What you should do:
Read the material below. Count the lines containing "class" and give that count alone.

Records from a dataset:
* Begin *

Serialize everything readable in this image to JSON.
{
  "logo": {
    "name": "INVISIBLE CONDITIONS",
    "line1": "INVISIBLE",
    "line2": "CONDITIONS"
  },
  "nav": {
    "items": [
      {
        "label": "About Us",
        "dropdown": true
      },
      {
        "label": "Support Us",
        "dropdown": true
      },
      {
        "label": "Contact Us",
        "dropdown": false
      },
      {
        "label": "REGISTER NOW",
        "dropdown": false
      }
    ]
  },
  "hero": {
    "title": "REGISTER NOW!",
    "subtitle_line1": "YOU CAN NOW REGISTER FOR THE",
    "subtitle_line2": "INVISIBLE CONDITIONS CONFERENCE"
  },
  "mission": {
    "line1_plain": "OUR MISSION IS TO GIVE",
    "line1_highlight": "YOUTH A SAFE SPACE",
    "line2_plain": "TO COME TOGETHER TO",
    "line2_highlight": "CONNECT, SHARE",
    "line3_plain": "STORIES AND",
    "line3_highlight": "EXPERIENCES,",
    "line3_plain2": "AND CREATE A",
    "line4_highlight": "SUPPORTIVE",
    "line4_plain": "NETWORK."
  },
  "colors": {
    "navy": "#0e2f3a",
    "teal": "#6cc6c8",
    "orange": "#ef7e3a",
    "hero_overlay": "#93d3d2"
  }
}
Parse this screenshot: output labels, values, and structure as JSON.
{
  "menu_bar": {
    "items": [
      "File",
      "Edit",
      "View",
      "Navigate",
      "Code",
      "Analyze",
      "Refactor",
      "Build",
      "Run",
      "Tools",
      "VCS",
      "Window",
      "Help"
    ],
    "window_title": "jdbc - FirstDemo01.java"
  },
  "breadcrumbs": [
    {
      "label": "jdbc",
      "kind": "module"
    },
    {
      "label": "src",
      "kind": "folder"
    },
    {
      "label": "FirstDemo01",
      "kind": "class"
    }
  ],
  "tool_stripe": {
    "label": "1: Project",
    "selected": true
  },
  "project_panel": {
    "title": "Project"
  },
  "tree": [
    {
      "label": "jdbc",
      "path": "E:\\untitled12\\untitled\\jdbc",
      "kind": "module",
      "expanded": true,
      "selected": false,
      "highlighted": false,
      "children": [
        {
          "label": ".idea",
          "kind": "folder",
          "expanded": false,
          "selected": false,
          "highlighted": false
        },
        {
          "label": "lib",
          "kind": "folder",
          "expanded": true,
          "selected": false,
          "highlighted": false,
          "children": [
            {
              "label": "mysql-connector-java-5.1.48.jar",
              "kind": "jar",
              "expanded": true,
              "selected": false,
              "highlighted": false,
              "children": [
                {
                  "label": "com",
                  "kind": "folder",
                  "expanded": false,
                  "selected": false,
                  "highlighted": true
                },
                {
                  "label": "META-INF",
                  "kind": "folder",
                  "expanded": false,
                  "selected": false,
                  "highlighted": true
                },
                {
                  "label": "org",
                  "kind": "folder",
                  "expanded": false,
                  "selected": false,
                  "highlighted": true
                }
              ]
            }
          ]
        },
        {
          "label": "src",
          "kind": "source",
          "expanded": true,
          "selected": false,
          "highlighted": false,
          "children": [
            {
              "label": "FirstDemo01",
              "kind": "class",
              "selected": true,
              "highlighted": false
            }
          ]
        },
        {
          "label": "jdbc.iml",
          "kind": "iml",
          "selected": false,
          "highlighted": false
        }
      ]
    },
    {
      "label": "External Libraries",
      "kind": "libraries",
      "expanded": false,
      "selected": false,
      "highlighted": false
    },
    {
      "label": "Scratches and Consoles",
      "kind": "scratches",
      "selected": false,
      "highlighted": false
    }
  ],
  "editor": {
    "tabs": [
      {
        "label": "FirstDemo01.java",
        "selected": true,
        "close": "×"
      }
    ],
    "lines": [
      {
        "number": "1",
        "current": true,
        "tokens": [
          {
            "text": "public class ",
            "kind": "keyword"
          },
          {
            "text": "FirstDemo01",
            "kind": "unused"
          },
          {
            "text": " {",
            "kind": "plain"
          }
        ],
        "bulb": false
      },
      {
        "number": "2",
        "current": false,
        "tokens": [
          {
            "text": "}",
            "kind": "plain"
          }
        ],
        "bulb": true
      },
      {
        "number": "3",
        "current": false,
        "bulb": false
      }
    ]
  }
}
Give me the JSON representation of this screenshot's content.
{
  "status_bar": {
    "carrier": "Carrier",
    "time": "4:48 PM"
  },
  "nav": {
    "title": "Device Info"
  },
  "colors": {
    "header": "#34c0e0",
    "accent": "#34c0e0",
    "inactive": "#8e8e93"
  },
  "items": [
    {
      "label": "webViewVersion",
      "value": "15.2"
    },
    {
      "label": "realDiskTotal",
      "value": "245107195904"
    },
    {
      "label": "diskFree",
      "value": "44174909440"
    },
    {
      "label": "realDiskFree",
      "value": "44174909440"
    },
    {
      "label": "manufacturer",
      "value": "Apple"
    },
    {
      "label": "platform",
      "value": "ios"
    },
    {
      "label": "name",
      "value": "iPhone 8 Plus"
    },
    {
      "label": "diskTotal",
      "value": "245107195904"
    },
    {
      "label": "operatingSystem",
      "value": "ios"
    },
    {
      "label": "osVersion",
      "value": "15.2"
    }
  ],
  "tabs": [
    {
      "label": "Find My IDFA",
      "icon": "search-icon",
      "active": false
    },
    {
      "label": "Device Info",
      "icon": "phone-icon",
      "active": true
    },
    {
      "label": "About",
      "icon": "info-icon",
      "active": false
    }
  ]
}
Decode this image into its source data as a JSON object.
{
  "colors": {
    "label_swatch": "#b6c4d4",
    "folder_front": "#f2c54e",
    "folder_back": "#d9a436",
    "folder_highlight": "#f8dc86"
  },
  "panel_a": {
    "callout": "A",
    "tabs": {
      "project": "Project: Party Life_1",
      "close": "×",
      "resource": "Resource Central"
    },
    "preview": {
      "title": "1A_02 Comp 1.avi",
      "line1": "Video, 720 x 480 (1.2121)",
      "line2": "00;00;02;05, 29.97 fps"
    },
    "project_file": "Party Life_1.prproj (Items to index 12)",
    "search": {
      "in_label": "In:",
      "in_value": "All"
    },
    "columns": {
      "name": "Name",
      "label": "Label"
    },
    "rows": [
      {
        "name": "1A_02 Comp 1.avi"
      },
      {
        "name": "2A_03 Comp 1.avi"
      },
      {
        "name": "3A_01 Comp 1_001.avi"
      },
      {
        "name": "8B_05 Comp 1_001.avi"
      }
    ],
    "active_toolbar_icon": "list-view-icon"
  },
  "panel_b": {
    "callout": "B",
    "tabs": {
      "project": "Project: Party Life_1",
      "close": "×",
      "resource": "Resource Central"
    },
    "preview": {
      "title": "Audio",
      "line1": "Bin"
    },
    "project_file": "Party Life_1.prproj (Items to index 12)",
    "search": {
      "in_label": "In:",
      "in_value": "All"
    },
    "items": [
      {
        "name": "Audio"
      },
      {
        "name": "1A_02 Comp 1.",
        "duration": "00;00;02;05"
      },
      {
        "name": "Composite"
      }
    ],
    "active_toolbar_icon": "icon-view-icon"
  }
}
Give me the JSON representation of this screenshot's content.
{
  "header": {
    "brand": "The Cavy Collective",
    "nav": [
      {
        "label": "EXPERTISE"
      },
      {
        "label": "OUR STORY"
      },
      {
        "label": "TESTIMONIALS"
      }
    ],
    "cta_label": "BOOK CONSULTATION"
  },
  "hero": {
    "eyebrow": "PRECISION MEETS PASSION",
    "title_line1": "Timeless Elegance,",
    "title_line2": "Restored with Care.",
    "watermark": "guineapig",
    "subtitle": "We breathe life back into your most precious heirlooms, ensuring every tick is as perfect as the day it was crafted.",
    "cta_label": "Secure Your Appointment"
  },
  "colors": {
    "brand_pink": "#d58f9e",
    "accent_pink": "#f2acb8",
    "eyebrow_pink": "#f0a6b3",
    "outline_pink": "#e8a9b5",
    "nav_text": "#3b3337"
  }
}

* End *

In response:
3